_Objective_
From the listing below, copy every line with the word "chevron".
▽
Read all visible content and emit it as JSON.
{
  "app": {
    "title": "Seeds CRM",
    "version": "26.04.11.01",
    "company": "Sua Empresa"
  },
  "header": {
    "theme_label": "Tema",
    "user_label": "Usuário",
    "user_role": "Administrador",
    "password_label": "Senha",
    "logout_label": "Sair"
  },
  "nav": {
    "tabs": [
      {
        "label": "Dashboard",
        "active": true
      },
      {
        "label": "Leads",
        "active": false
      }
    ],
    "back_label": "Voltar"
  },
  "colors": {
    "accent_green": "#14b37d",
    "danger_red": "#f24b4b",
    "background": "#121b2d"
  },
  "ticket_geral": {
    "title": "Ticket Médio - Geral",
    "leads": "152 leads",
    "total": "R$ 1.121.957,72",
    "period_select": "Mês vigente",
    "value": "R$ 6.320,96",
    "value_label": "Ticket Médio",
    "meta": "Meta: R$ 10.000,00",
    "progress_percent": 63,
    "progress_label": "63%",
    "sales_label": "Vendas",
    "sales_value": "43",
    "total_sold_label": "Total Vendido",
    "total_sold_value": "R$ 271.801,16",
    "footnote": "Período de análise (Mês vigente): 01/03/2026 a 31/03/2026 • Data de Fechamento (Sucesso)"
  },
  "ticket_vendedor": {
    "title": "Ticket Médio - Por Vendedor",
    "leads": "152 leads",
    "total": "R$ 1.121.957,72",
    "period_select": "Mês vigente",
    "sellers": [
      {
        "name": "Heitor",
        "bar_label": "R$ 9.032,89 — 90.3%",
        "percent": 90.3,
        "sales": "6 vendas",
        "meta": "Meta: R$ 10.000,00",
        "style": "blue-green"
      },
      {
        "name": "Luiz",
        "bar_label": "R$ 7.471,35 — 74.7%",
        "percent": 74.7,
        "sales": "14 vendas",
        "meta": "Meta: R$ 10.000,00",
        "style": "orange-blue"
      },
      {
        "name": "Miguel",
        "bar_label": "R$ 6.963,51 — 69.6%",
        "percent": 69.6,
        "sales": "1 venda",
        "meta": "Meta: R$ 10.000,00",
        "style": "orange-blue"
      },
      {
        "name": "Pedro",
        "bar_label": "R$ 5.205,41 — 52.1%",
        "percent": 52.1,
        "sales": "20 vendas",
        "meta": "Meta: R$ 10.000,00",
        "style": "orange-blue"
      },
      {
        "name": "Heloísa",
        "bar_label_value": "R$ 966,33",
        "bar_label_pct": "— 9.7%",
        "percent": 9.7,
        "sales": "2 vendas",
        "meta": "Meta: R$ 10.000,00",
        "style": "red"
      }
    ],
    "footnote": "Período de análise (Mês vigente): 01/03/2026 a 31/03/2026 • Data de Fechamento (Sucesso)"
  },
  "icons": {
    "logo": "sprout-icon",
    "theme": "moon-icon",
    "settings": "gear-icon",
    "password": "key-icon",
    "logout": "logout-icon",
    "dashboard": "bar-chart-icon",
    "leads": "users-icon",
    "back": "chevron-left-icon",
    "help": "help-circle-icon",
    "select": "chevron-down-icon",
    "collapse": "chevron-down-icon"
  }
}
△
_Reply_
    "back": "chevron-left-icon",
    "select": "chevron-down-icon",
    "collapse": "chevron-down-icon"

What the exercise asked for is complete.